### INFORMATION PROVIDED
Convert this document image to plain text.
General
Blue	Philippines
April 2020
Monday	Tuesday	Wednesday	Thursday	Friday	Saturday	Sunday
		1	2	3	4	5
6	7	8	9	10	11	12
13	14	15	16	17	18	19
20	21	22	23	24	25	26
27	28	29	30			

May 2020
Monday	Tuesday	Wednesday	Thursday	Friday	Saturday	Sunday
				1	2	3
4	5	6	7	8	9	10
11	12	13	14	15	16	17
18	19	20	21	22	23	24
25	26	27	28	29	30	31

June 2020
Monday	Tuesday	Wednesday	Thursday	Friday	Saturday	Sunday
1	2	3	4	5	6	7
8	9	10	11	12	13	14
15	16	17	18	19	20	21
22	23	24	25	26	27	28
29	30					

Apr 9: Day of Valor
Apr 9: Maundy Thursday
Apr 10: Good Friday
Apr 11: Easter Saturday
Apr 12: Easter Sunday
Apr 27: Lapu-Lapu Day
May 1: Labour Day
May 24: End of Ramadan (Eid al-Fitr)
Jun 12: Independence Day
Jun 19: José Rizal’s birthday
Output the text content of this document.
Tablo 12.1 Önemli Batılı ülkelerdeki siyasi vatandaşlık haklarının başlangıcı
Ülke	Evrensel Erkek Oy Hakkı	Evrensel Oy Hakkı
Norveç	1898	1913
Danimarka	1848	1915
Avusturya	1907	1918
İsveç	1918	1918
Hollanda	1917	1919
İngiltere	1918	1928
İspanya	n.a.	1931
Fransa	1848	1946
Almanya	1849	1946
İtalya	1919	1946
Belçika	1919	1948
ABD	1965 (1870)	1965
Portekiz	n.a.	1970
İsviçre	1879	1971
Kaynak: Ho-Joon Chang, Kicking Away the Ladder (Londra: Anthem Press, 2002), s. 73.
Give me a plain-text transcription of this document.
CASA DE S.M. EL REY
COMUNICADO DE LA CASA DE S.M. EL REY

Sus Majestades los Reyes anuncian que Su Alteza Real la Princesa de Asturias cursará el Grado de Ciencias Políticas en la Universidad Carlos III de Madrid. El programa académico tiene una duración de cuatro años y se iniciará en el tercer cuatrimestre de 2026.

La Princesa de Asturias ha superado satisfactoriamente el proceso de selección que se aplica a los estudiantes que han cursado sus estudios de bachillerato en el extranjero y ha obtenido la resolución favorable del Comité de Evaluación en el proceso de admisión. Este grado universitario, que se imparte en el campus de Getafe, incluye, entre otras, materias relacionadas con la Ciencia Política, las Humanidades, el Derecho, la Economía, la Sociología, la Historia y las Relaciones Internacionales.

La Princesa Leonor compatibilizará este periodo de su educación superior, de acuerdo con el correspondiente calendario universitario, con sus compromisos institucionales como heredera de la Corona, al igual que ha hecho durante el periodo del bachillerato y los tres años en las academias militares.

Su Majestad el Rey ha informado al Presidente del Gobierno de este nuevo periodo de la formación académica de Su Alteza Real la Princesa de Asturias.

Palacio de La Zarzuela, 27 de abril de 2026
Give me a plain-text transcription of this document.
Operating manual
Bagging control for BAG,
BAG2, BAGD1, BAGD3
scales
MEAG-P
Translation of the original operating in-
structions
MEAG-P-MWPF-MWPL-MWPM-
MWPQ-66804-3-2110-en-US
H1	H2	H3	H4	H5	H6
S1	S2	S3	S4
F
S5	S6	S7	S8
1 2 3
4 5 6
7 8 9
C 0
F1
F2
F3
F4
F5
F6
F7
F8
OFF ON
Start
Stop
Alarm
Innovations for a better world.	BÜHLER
######
WHAT YOU ARE ASKED TO DO →
Extract all of the data shown above and repeat it verbatim.

COMPLETED EXERCISE →
Convert this document image to plain text.
General
Blue	Philippines
April 2020
Monday	Tuesday	Wednesday	Thursday	Friday	Saturday	Sunday
		1	2	3	4	5
6	7	8	9	10	11	12
13	14	15	16	17	18	19
20	21	22	23	24	25	26
27	28	29	30			

May 2020
Monday	Tuesday	Wednesday	Thursday	Friday	Saturday	Sunday
				1	2	3
4	5	6	7	8	9	10
11	12	13	14	15	16	17
18	19	20	21	22	23	24
25	26	27	28	29	30	31

June 2020
Monday	Tuesday	Wednesday	Thursday	Friday	Saturday	Sunday
1	2	3	4	5	6	7
8	9	10	11	12	13	14
15	16	17	18	19	20	21
22	23	24	25	26	27	28
29	30					

Apr 9: Day of Valor
Apr 9: Maundy Thursday
Apr 10: Good Friday
Apr 11: Easter Saturday
Apr 12: Easter Sunday
Apr 27: Lapu-Lapu Day
May 1: Labour Day
May 24: End of Ramadan (Eid al-Fitr)
Jun 12: Independence Day
Jun 19: José Rizal’s birthday
Output the text content of this document.
Tablo 12.1 Önemli Batılı ülkelerdeki siyasi vatandaşlık haklarının başlangıcı
Ülke	Evrensel Erkek Oy Hakkı	Evrensel Oy Hakkı
Norveç	1898	1913
Danimarka	1848	1915
Avusturya	1907	1918
İsveç	1918	1918
Hollanda	1917	1919
İngiltere	1918	1928
İspanya	n.a.	1931
Fransa	1848	1946
Almanya	1849	1946
İtalya	1919	1946
Belçika	1919	1948
ABD	1965 (1870)	1965
Portekiz	n.a.	1970
İsviçre	1879	1971
Kaynak: Ho-Joon Chang, Kicking Away the Ladder (Londra: Anthem Press, 2002), s. 73.
Give me a plain-text transcription of this document.
CASA DE S.M. EL REY
COMUNICADO DE LA CASA DE S.M. EL REY

Sus Majestades los Reyes anuncian que Su Alteza Real la Princesa de Asturias cursará el Grado de Ciencias Políticas en la Universidad Carlos III de Madrid. El programa académico tiene una duración de cuatro años y se iniciará en el tercer cuatrimestre de 2026.

La Princesa de Asturias ha superado satisfactoriamente el proceso de selección que se aplica a los estudiantes que han cursado sus estudios de bachillerato en el extranjero y ha obtenido la resolución favorable del Comité de Evaluación en el proceso de admisión. Este grado universitario, que se imparte en el campus de Getafe, incluye, entre otras, materias relacionadas con la Ciencia Política, las Humanidades, el Derecho, la Economía, la Sociología, la Historia y las Relaciones Internacionales.

La Princesa Leonor compatibilizará este periodo de su educación superior, de acuerdo con el correspondiente calendario universitario, con sus compromisos institucionales como heredera de la Corona, al igual que ha hecho durante el periodo del bachillerato y los tres años en las academias militares.

Su Majestad el Rey ha informado al Presidente del Gobierno de este nuevo periodo de la formación académica de Su Alteza Real la Princesa de Asturias.

Palacio de La Zarzuela, 27 de abril de 2026
Give me a plain-text transcription of this document.
Operating manual
Bagging control for BAG,
BAG2, BAGD1, BAGD3
scales
MEAG-P
Translation of the original operating in-
structions
MEAG-P-MWPF-MWPL-MWPM-
MWPQ-66804-3-2110-en-US
H1	H2	H3	H4	H5	H6
S1	S2	S3	S4
F
S5	S6	S7	S8
1 2 3
4 5 6
7 8 9
C 0
F1
F2
F3
F4
F5
F6
F7
F8
OFF ON
Start
Stop
Alarm
Innovations for a better world.	BÜHLER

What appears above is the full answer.